Problem to solve:
Keep only the lines that hold the string "även", filtering out the rest of the entries below.

- - - - -

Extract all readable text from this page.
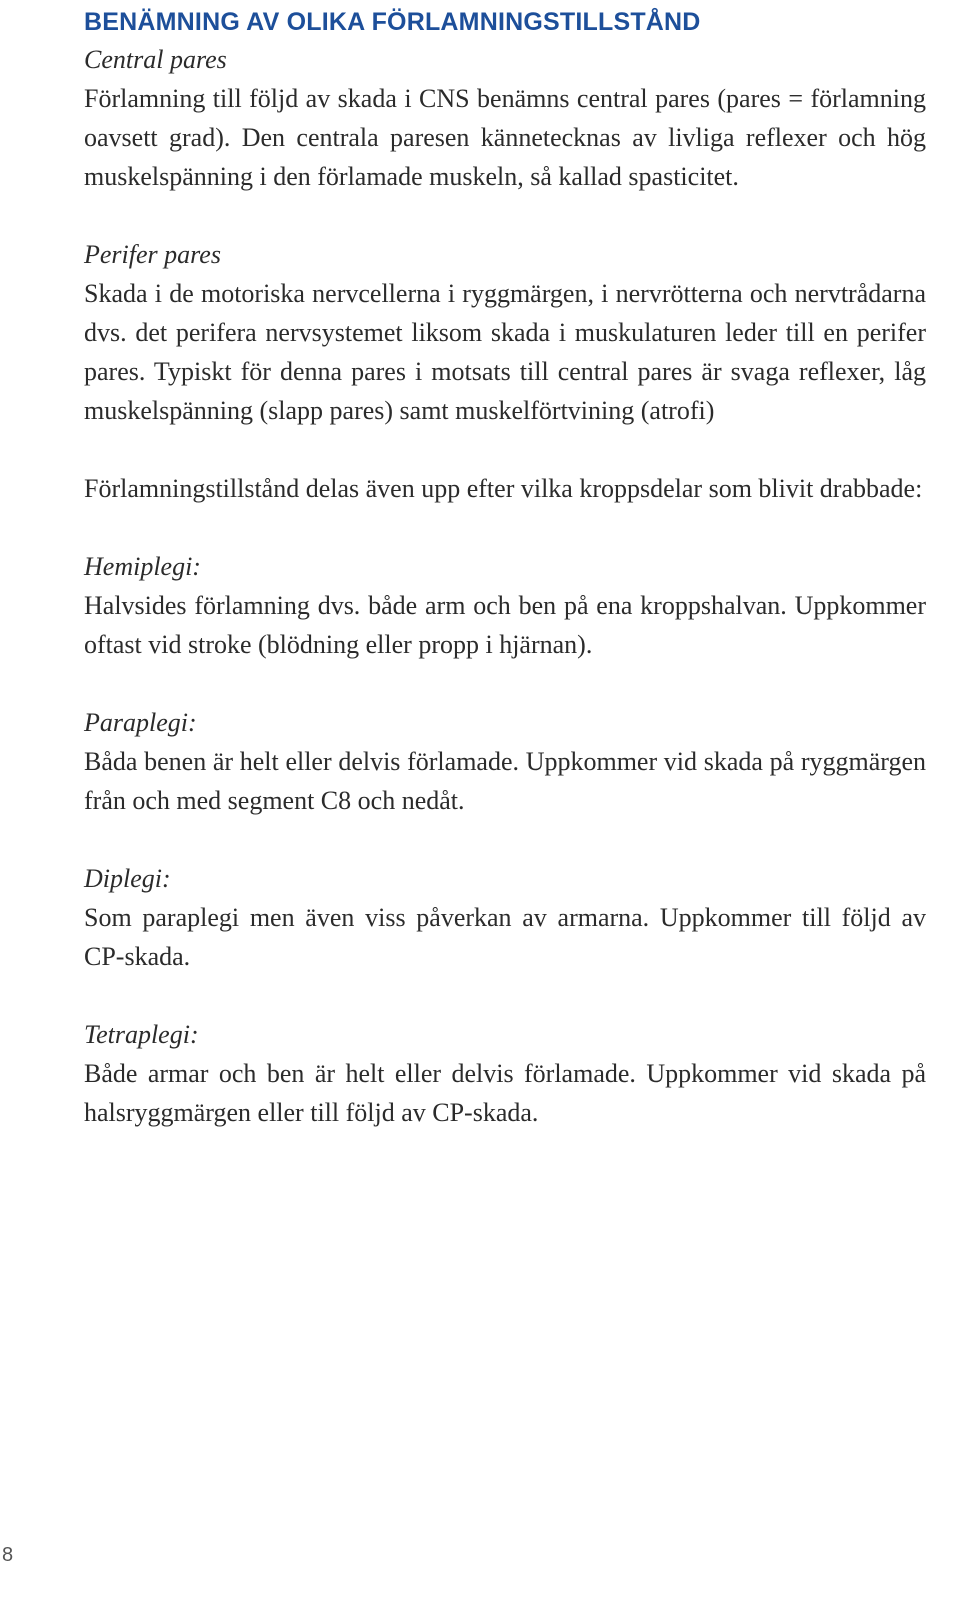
BENÄMNING AV OLIKA FÖRLAMNINGSTILLSTÅND

Central pares

Förlamning till följd av skada i CNS benämns central pares (pares = förlamning oavsett grad). Den centrala paresen kännetecknas av livliga reflexer och hög muskelspänning i den förlamade muskeln, så kallad spasticitet.

Perifer pares

Skada i de motoriska nervcellerna i ryggmärgen, i nervrötterna och nervtrådarna dvs. det perifera nervsystemet liksom skada i muskulaturen leder till en perifer pares. Typiskt för denna pares i motsats till central pares är svaga reflexer, låg muskelspänning (slapp pares) samt muskelförtvining (atrofi)

Förlamningstillstånd delas även upp efter vilka kroppsdelar som blivit drabbade:

Hemiplegi:

Halvsides förlamning dvs. både arm och ben på ena kroppshalvan. Uppkommer oftast vid stroke (blödning eller propp i hjärnan).

Paraplegi:

Båda benen är helt eller delvis förlamade. Uppkommer vid skada på ryggmärgen från och med segment C8 och nedåt.

Diplegi:

Som paraplegi men även viss påverkan av armarna. Uppkommer till följd av CP-skada.

Tetraplegi:

Både armar och ben är helt eller delvis förlamade. Uppkommer vid skada på halsryggmärgen eller till följd av CP-skada.

8
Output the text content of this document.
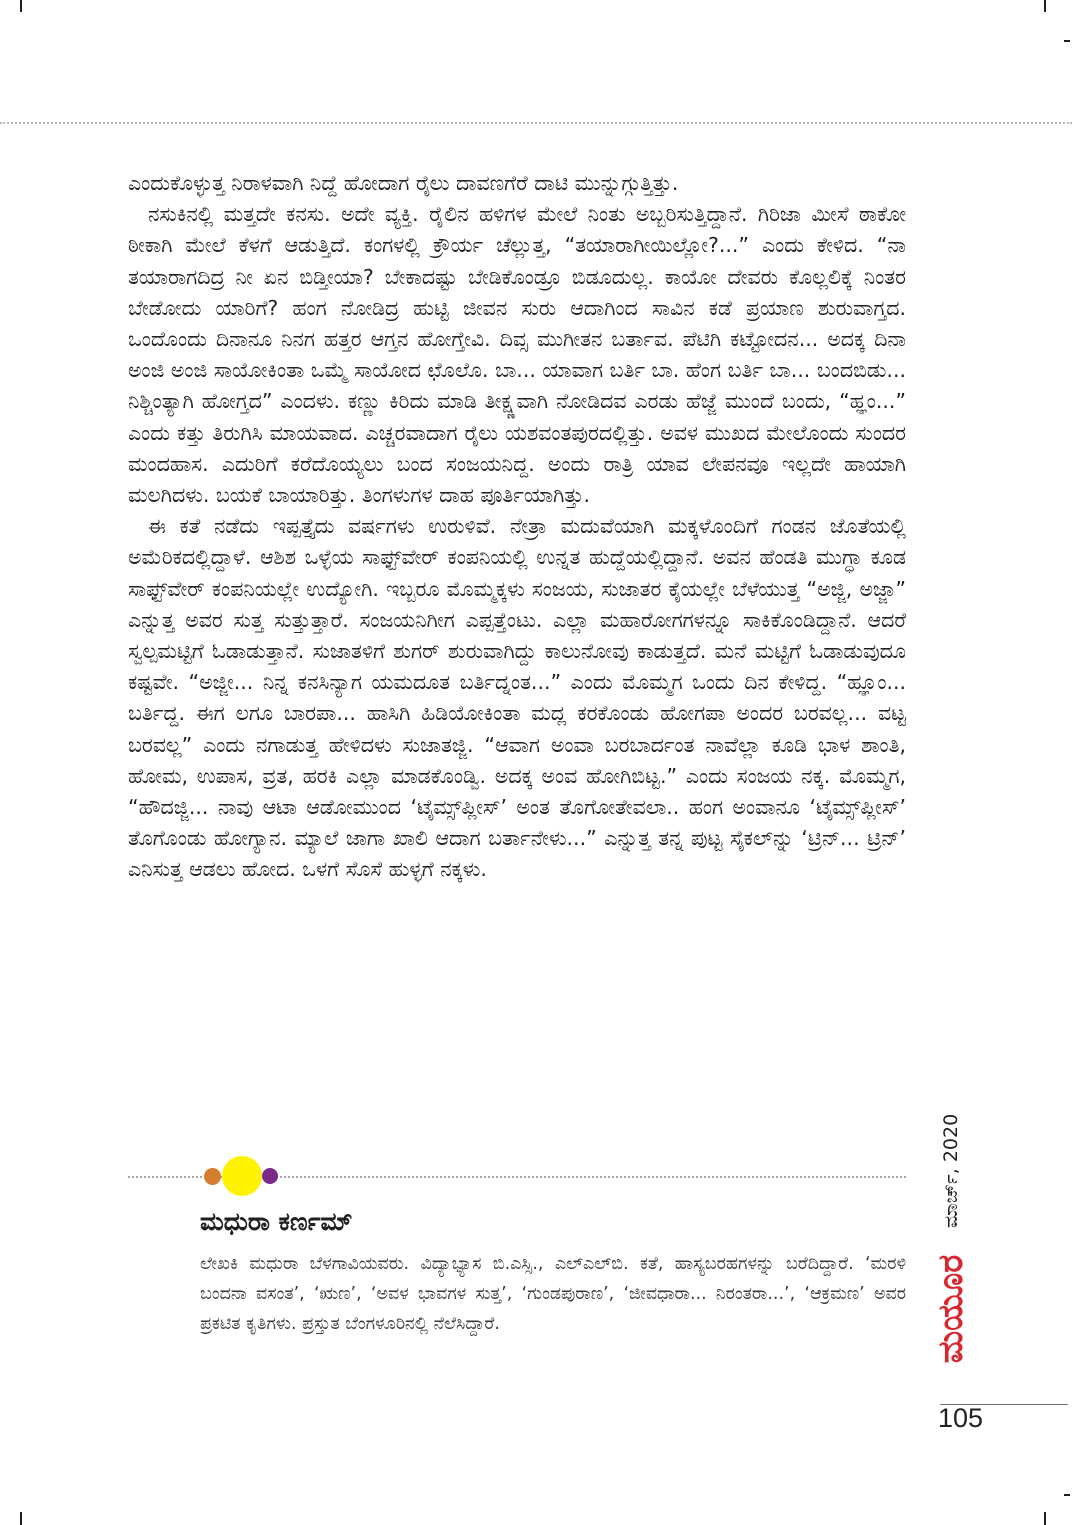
ಎಂದುಕೊಳ್ಳುತ್ತ ನಿರಾಳವಾಗಿ ನಿದ್ದೆ ಹೋದಾಗ ರೈಲು ದಾವಣಗೆರೆ ದಾಟಿ ಮುನ್ನುಗ್ಗುತ್ತಿತ್ತು.

ನಸುಕಿನಲ್ಲಿ ಮತ್ತದೇ ಕನಸು. ಅದೇ ವ್ಯಕ್ತಿ. ರೈಲಿನ ಹಳಿಗಳ ಮೇಲೆ ನಿಂತು ಅಬ್ಬರಿಸುತ್ತಿದ್ದಾನೆ. ಗಿರಿಜಾ ಮೀಸೆ ಠಾಕೋ ಠೀಕಾಗಿ ಮೇಲೆ ಕೆಳಗೆ ಆಡುತ್ತಿದೆ. ಕಂಗಳಲ್ಲಿ ಕ್ರೌರ್ಯ ಚೆಲ್ಲುತ್ತ, “ತಯಾರಾಗೀಯಿಲ್ಲೋ?...” ಎಂದು ಕೇಳಿದ. “ನಾ ತಯಾರಾಗದಿದ್ರ ನೀ ಏನ ಬಿಡ್ತೀಯಾ? ಬೇಕಾದಷ್ಟು ಬೇಡಿಕೊಂಡ್ರೂ ಬಿಡೂದುಲ್ಲ. ಕಾಯೋ ದೇವರು ಕೊಲ್ಲಲಿಕ್ಕೆ ನಿಂತರ ಬೇಡೋದು ಯಾರಿಗೆ? ಹಂಗ ನೋಡಿದ್ರ ಹುಟ್ಟಿ ಜೀವನ ಸುರು ಆದಾಗಿಂದ ಸಾವಿನ ಕಡೆ ಪ್ರಯಾಣ ಶುರುವಾಗ್ತದ. ಒಂದೊಂದು ದಿನಾನೂ ನಿನಗ ಹತ್ತರ ಆಗ್ತನ ಹೋಗ್ತೇವಿ. ದಿವ್ಸ ಮುಗೀತನ ಬರ್ತಾವ. ಪೆಟಿಗಿ ಕಟ್ಟೋದನ... ಅದಕ್ಕ ದಿನಾ ಅಂಜಿ ಅಂಜಿ ಸಾಯೋಕಿಂತಾ ಒಮ್ಮೆ ಸಾಯೋದ ಛೊಲೊ. ಬಾ... ಯಾವಾಗ ಬರ್ತಿ ಬಾ. ಹೆಂಗ ಬರ್ತಿ ಬಾ... ಬಂದಬಿಡು... ನಿಶ್ಚಿಂತ್ಯಾಗಿ ಹೋಗ್ತದ” ಎಂದಳು. ಕಣ್ಣು ಕಿರಿದು ಮಾಡಿ ತೀಕ್ಷ್ಣವಾಗಿ ನೋಡಿದವ ಎರಡು ಹೆಜ್ಜೆ ಮುಂದೆ ಬಂದು, “ಹ್ಞಂ...” ಎಂದು ಕತ್ತು ತಿರುಗಿಸಿ ಮಾಯವಾದ. ಎಚ್ಚರವಾದಾಗ ರೈಲು ಯಶವಂತಪುರದಲ್ಲಿತ್ತು. ಅವಳ ಮುಖದ ಮೇಲೊಂದು ಸುಂದರ ಮಂದಹಾಸ. ಎದುರಿಗೆ ಕರೆದೊಯ್ಯಲು ಬಂದ ಸಂಜಯನಿದ್ದ. ಅಂದು ರಾತ್ರಿ ಯಾವ ಲೇಪನವೂ ಇಲ್ಲದೇ ಹಾಯಾಗಿ ಮಲಗಿದಳು. ಬಯಕೆ ಬಾಯಾರಿತ್ತು. ತಿಂಗಳುಗಳ ದಾಹ ಪೂರ್ತಿಯಾಗಿತ್ತು.

ಈ ಕತೆ ನಡೆದು ಇಪ್ಪತ್ತೈದು ವರ್ಷಗಳು ಉರುಳಿವೆ. ನೇತ್ರಾ ಮದುವೆಯಾಗಿ ಮಕ್ಕಳೊಂದಿಗೆ ಗಂಡನ ಜೊತೆಯಲ್ಲಿ ಅಮೆರಿಕದಲ್ಲಿದ್ದಾಳೆ. ಆಶಿಶ ಒಳ್ಳೆಯ ಸಾಫ್ಟ್‌ವೇರ್ ಕಂಪನಿಯಲ್ಲಿ ಉನ್ನತ ಹುದ್ದೆಯಲ್ಲಿದ್ದಾನೆ. ಅವನ ಹೆಂಡತಿ ಮುಗ್ಧಾ ಕೂಡ ಸಾಫ್ಟ್‌ವೇರ್ ಕಂಪನಿಯಲ್ಲೇ ಉದ್ಯೋಗಿ. ಇಬ್ಬರೂ ಮೊಮ್ಮಕ್ಕಳು ಸಂಜಯ, ಸುಜಾತರ ಕೈಯಲ್ಲೇ ಬೆಳೆಯುತ್ತ “ಅಜ್ಜಿ, ಅಜ್ಜಾ” ಎನ್ನುತ್ತ ಅವರ ಸುತ್ತ ಸುತ್ತುತ್ತಾರೆ. ಸಂಜಯನಿಗೀಗ ಎಪ್ಪತ್ತೆಂಟು. ಎಲ್ಲಾ ಮಹಾರೋಗಗಳನ್ನೂ ಸಾಕಿಕೊಂಡಿದ್ದಾನೆ. ಆದರೆ ಸ್ವಲ್ಪಮಟ್ಟಿಗೆ ಓಡಾಡುತ್ತಾನೆ. ಸುಜಾತಳಿಗೆ ಶುಗರ್ ಶುರುವಾಗಿದ್ದು ಕಾಲುನೋವು ಕಾಡುತ್ತದೆ. ಮನೆ ಮಟ್ಟಿಗೆ ಓಡಾಡುವುದೂ ಕಷ್ಟವೇ. “ಅಜ್ಜೀ... ನಿನ್ನ ಕನಸಿನ್ಯಾಗ ಯಮದೂತ ಬರ್ತಿದ್ನಂತ...” ಎಂದು ಮೊಮ್ಮಗ ಒಂದು ದಿನ ಕೇಳಿದ್ದ. “ಹ್ಞೂಂ... ಬರ್ತಿದ್ದ. ಈಗ ಲಗೂ ಬಾರಪಾ... ಹಾಸಿಗಿ ಹಿಡಿಯೋಕಿಂತಾ ಮದ್ಲ ಕರಕೊಂಡು ಹೋಗಪಾ ಅಂದರ ಬರವಲ್ಲ... ವಟ್ಟ ಬರವಲ್ಲ” ಎಂದು ನಗಾಡುತ್ತ ಹೇಳಿದಳು ಸುಜಾತಜ್ಜಿ. “ಆವಾಗ ಅಂವಾ ಬರಬಾರ್ದಂತ ನಾವೆಲ್ಲಾ ಕೂಡಿ ಭಾಳ ಶಾಂತಿ, ಹೋಮ, ಉಪಾಸ, ವ್ರತ, ಹರಕಿ ಎಲ್ಲಾ ಮಾಡಕೊಂಡ್ವಿ. ಅದಕ್ಕ ಅಂವ ಹೋಗಿಬಿಟ್ಟ.” ಎಂದು ಸಂಜಯ ನಕ್ಕ. ಮೊಮ್ಮಗ, “ಹೌದಜ್ಜಿ... ನಾವು ಆಟಾ ಆಡೋಮುಂದ ‘ಟೈಮ್ಸ್‌ಪ್ಲೀಸ್’ ಅಂತ ತೊಗೋತೇವಲಾ.. ಹಂಗ ಅಂವಾನೂ ‘ಟೈಮ್ಸ್‌ಪ್ಲೀಸ್’ ತೊಗೊಂಡು ಹೋಗ್ಯಾನ. ಮ್ಯಾಲೆ ಜಾಗಾ ಖಾಲಿ ಆದಾಗ ಬರ್ತಾನೇಳು...” ಎನ್ನುತ್ತ ತನ್ನ ಪುಟ್ಟ ಸೈಕಲ್‌ನ್ನು ‘ಟ್ರಿನ್... ಟ್ರಿನ್’ ಎನಿಸುತ್ತ ಆಡಲು ಹೋದ. ಒಳಗೆ ಸೊಸೆ ಹುಳ್ಳಗೆ ನಕ್ಕಳು.

ಮಧುರಾ ಕರ್ಣಮ್
ಲೇಖಕಿ ಮಧುರಾ ಬೆಳಗಾವಿಯವರು. ವಿದ್ಯಾಭ್ಯಾಸ ಬಿ.ಎಸ್ಸಿ., ಎಲ್‌ಎಲ್‌ಬಿ. ಕತೆ, ಹಾಸ್ಯಬರಹಗಳನ್ನು ಬರೆದಿದ್ದಾರೆ. ‘ಮರಳಿ ಬಂದನಾ ವಸಂತ’, ‘ಋಣ’, ‘ಅವಳ ಭಾವಗಳ ಸುತ್ತ’, ‘ಗುಂಡಪುರಾಣ’, ‘ಜೀವಧಾರಾ... ನಿರಂತರಾ...’, ‘ಆಕ್ರಮಣ’ ಅವರ ಪ್ರಕಟಿತ ಕೃತಿಗಳು. ಪ್ರಸ್ತುತ ಬೆಂಗಳೂರಿನಲ್ಲಿ ನೆಲೆಸಿದ್ದಾರೆ.
ಮಾರ್ಚ್, 2020
ಮಯೂರ
105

- - - - -

Correct response:
Förlamningstillstånd delas även upp efter vilka kroppsdelar som blivit drabbade:
Som paraplegi men även viss påverkan av armarna. Uppkommer till följd av CP-skada.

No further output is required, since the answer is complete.